SET PROBLEM: Please reproduce every line of the data below word for word, leaving the pictures out of your output.

(Element region listings)
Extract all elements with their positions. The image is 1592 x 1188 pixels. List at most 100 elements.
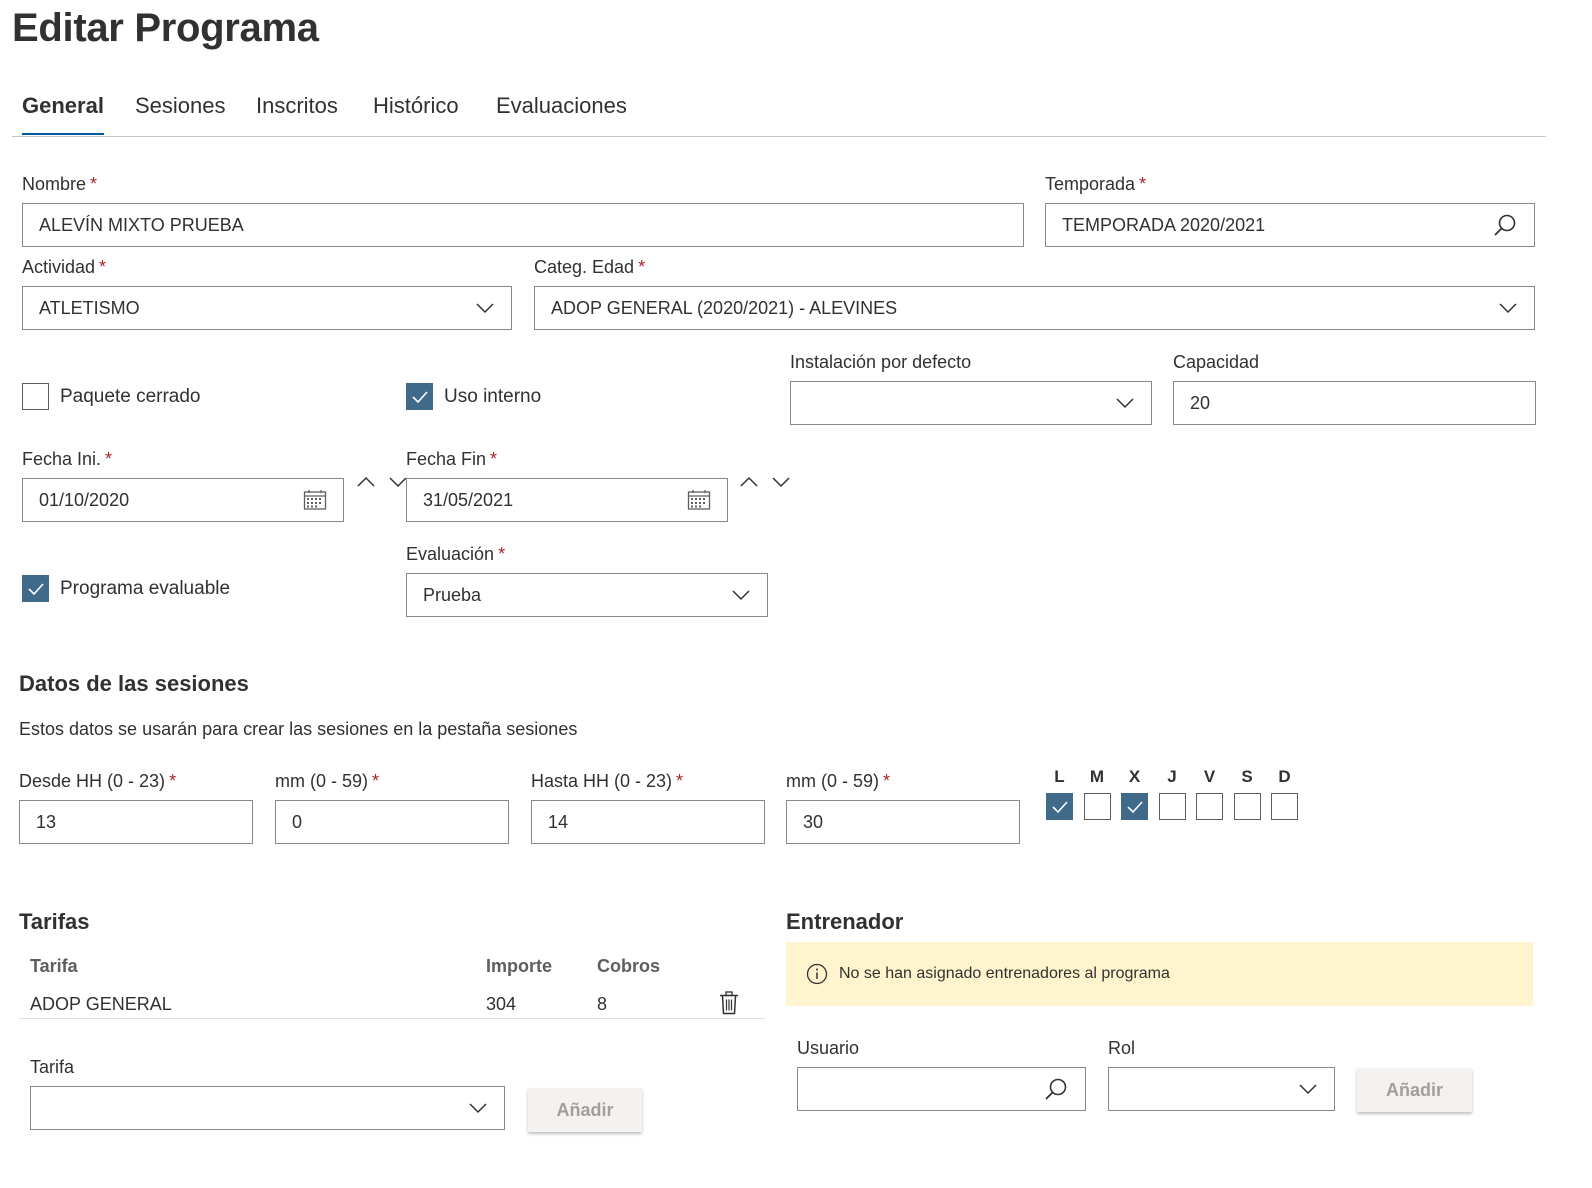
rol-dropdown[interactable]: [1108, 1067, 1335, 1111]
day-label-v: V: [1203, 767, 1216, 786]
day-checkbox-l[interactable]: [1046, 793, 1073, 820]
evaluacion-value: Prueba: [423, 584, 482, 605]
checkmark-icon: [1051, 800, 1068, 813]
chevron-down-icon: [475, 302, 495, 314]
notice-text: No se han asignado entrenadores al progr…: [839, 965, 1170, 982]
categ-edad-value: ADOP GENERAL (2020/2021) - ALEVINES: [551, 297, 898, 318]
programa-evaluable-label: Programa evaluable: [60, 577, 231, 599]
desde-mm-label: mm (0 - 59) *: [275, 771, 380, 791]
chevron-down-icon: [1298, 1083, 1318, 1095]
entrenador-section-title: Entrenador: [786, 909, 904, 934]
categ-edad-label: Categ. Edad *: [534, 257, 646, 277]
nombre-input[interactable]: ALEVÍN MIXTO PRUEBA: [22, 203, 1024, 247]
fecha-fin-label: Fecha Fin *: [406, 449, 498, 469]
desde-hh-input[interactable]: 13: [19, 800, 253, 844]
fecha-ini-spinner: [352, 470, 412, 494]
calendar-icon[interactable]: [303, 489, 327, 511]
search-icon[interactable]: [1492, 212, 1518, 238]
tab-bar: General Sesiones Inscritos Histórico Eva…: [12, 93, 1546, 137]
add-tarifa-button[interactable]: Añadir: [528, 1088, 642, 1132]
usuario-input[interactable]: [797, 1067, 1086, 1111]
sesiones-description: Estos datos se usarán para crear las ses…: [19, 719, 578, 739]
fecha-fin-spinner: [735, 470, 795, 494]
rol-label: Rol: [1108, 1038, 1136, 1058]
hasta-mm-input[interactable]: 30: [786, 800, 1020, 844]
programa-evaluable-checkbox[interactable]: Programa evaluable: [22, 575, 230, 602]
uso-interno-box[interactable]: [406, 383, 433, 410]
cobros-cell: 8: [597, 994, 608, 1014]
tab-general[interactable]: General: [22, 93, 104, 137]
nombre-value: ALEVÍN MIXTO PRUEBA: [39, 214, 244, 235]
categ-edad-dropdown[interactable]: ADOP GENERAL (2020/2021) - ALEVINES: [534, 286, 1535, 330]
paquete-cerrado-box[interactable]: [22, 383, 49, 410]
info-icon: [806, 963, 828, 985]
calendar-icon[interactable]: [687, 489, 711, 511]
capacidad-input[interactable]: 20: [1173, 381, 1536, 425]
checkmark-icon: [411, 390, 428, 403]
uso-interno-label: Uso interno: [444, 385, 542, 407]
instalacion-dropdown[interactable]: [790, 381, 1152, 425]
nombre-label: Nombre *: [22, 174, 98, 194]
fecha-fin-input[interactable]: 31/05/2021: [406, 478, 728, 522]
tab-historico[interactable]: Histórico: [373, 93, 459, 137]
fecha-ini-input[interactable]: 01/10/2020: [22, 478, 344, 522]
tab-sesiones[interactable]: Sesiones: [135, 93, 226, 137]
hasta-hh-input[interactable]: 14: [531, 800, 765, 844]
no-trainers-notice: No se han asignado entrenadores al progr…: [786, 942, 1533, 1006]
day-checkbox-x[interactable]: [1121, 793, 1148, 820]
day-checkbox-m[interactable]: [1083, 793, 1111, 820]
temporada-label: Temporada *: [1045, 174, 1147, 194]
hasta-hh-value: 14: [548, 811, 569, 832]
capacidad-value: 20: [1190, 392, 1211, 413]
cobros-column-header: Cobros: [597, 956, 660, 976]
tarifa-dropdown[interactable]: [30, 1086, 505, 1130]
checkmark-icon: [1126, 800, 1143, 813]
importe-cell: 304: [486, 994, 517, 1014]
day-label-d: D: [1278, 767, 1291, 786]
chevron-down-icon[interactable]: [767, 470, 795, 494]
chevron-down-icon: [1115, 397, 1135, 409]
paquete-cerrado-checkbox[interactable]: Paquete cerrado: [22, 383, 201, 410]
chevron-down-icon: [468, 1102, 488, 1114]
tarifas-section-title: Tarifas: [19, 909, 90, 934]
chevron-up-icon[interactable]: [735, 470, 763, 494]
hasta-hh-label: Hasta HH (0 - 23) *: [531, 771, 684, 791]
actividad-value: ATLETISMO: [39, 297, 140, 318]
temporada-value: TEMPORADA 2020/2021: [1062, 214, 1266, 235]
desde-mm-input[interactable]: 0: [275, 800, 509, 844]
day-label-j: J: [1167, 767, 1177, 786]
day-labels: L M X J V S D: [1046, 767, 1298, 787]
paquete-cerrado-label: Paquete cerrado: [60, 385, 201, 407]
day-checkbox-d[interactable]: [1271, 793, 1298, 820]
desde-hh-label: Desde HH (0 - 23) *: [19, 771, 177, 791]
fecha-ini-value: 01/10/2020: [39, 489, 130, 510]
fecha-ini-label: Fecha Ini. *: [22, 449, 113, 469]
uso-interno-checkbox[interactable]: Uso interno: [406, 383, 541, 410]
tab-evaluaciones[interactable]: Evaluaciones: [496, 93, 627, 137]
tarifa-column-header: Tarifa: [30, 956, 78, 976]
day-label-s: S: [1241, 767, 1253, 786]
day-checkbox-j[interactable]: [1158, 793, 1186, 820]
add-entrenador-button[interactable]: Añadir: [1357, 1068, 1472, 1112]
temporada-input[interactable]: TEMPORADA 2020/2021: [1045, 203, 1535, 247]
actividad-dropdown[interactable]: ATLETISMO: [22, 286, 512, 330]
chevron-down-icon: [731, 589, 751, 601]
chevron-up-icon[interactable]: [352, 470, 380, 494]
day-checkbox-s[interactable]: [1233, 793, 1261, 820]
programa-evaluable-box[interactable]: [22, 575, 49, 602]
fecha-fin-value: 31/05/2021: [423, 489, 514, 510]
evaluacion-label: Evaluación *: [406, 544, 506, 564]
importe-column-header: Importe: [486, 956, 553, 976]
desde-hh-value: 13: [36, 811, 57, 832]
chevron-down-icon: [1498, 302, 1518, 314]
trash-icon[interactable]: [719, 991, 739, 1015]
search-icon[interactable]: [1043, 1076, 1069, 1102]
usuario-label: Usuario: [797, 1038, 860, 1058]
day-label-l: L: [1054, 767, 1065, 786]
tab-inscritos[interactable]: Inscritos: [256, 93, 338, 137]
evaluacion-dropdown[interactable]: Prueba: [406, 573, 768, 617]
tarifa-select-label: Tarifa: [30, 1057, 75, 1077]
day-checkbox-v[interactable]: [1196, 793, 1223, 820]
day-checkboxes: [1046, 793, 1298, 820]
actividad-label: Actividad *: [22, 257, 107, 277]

TASK SOLUTION:
Extract all elements with their positions. The image is 1592 x 1188 pixels. List at most 100 elements.
rol-dropdown[interactable]: [1108, 1067, 1335, 1111]
day-label-v: V: [1203, 767, 1216, 786]
day-checkbox-l[interactable]: [1046, 793, 1073, 820]
evaluacion-value: Prueba: [423, 584, 482, 605]
checkmark-icon: [1051, 800, 1068, 813]
chevron-down-icon: [475, 302, 495, 314]
notice-text: No se han asignado entrenadores al progr…: [839, 965, 1170, 982]
categ-edad-value: ADOP GENERAL (2020/2021) - ALEVINES: [551, 297, 898, 318]
programa-evaluable-label: Programa evaluable: [60, 577, 231, 599]
desde-mm-label: mm (0 - 59) *: [275, 771, 380, 791]
chevron-down-icon: [1298, 1083, 1318, 1095]
entrenador-section-title: Entrenador: [786, 909, 904, 934]
categ-edad-label: Categ. Edad *: [534, 257, 646, 277]
nombre-input[interactable]: ALEVÍN MIXTO PRUEBA: [22, 203, 1024, 247]
fecha-fin-label: Fecha Fin *: [406, 449, 498, 469]
desde-hh-input[interactable]: 13: [19, 800, 253, 844]
fecha-ini-spinner: [352, 470, 412, 494]
calendar-icon[interactable]: [303, 489, 327, 511]
search-icon[interactable]: [1492, 212, 1518, 238]
tab-bar: General Sesiones Inscritos Histórico Eva…: [12, 93, 1546, 137]
add-tarifa-button[interactable]: Añadir: [528, 1088, 642, 1132]
usuario-input[interactable]: [797, 1067, 1086, 1111]
sesiones-description: Estos datos se usarán para crear las ses…: [19, 719, 578, 739]
fecha-fin-spinner: [735, 470, 795, 494]
rol-label: Rol: [1108, 1038, 1136, 1058]
hasta-mm-input[interactable]: 30: [786, 800, 1020, 844]
programa-evaluable-checkbox[interactable]: Programa evaluable: [22, 575, 230, 602]
uso-interno-box[interactable]: [406, 383, 433, 410]
cobros-cell: 8: [597, 994, 608, 1014]
tab-general[interactable]: General: [22, 93, 104, 137]
nombre-value: ALEVÍN MIXTO PRUEBA: [39, 214, 244, 235]
categ-edad-dropdown[interactable]: ADOP GENERAL (2020/2021) - ALEVINES: [534, 286, 1535, 330]
paquete-cerrado-box[interactable]: [22, 383, 49, 410]
info-icon: [806, 963, 828, 985]
calendar-icon[interactable]: [687, 489, 711, 511]
capacidad-input[interactable]: 20: [1173, 381, 1536, 425]
checkmark-icon: [411, 390, 428, 403]
uso-interno-label: Uso interno: [444, 385, 542, 407]
instalacion-dropdown[interactable]: [790, 381, 1152, 425]
nombre-label: Nombre *: [22, 174, 98, 194]
fecha-fin-input[interactable]: 31/05/2021: [406, 478, 728, 522]
tab-historico[interactable]: Histórico: [373, 93, 459, 137]
fecha-ini-input[interactable]: 01/10/2020: [22, 478, 344, 522]
tab-sesiones[interactable]: Sesiones: [135, 93, 226, 137]
hasta-hh-input[interactable]: 14: [531, 800, 765, 844]
no-trainers-notice: No se han asignado entrenadores al progr…: [786, 942, 1533, 1006]
day-checkbox-x[interactable]: [1121, 793, 1148, 820]
day-checkbox-m[interactable]: [1083, 793, 1111, 820]
temporada-label: Temporada *: [1045, 174, 1147, 194]
hasta-hh-value: 14: [548, 811, 569, 832]
capacidad-value: 20: [1190, 392, 1211, 413]
cobros-column-header: Cobros: [597, 956, 660, 976]
tarifa-dropdown[interactable]: [30, 1086, 505, 1130]
checkmark-icon: [1126, 800, 1143, 813]
importe-cell: 304: [486, 994, 517, 1014]
day-label-d: D: [1278, 767, 1291, 786]
chevron-down-icon[interactable]: [767, 470, 795, 494]
chevron-down-icon: [1115, 397, 1135, 409]
paquete-cerrado-checkbox[interactable]: Paquete cerrado: [22, 383, 201, 410]
chevron-down-icon: [468, 1102, 488, 1114]
tarifas-section-title: Tarifas: [19, 909, 90, 934]
chevron-up-icon[interactable]: [735, 470, 763, 494]
hasta-hh-label: Hasta HH (0 - 23) *: [531, 771, 684, 791]
actividad-value: ATLETISMO: [39, 297, 140, 318]
temporada-value: TEMPORADA 2020/2021: [1062, 214, 1266, 235]
desde-mm-input[interactable]: 0: [275, 800, 509, 844]
day-label-j: J: [1167, 767, 1177, 786]
day-labels: L M X J V S D: [1046, 767, 1298, 787]
paquete-cerrado-label: Paquete cerrado: [60, 385, 201, 407]
day-checkbox-d[interactable]: [1271, 793, 1298, 820]
desde-hh-label: Desde HH (0 - 23) *: [19, 771, 177, 791]
fecha-ini-value: 01/10/2020: [39, 489, 130, 510]
fecha-ini-label: Fecha Ini. *: [22, 449, 113, 469]
uso-interno-checkbox[interactable]: Uso interno: [406, 383, 541, 410]
tab-evaluaciones[interactable]: Evaluaciones: [496, 93, 627, 137]
tarifa-column-header: Tarifa: [30, 956, 78, 976]
day-label-s: S: [1241, 767, 1253, 786]
day-checkbox-j[interactable]: [1158, 793, 1186, 820]
add-entrenador-button[interactable]: Añadir: [1357, 1068, 1472, 1112]
temporada-input[interactable]: TEMPORADA 2020/2021: [1045, 203, 1535, 247]
actividad-dropdown[interactable]: ATLETISMO: [22, 286, 512, 330]
chevron-down-icon: [731, 589, 751, 601]
chevron-up-icon[interactable]: [352, 470, 380, 494]
day-checkbox-s[interactable]: [1233, 793, 1261, 820]
programa-evaluable-box[interactable]: [22, 575, 49, 602]
fecha-fin-value: 31/05/2021: [423, 489, 514, 510]
evaluacion-label: Evaluación *: [406, 544, 506, 564]
importe-column-header: Importe: [486, 956, 553, 976]
desde-hh-value: 13: [36, 811, 57, 832]
chevron-down-icon: [1498, 302, 1518, 314]
trash-icon[interactable]: [719, 991, 739, 1015]
search-icon[interactable]: [1043, 1076, 1069, 1102]
usuario-label: Usuario: [797, 1038, 860, 1058]
day-label-l: L: [1054, 767, 1065, 786]
tab-inscritos[interactable]: Inscritos: [256, 93, 338, 137]
evaluacion-dropdown[interactable]: Prueba: [406, 573, 768, 617]
tarifa-select-label: Tarifa: [30, 1057, 75, 1077]
day-checkbox-v[interactable]: [1196, 793, 1223, 820]
day-checkboxes: [1046, 793, 1298, 820]
actividad-label: Actividad *: [22, 257, 107, 277]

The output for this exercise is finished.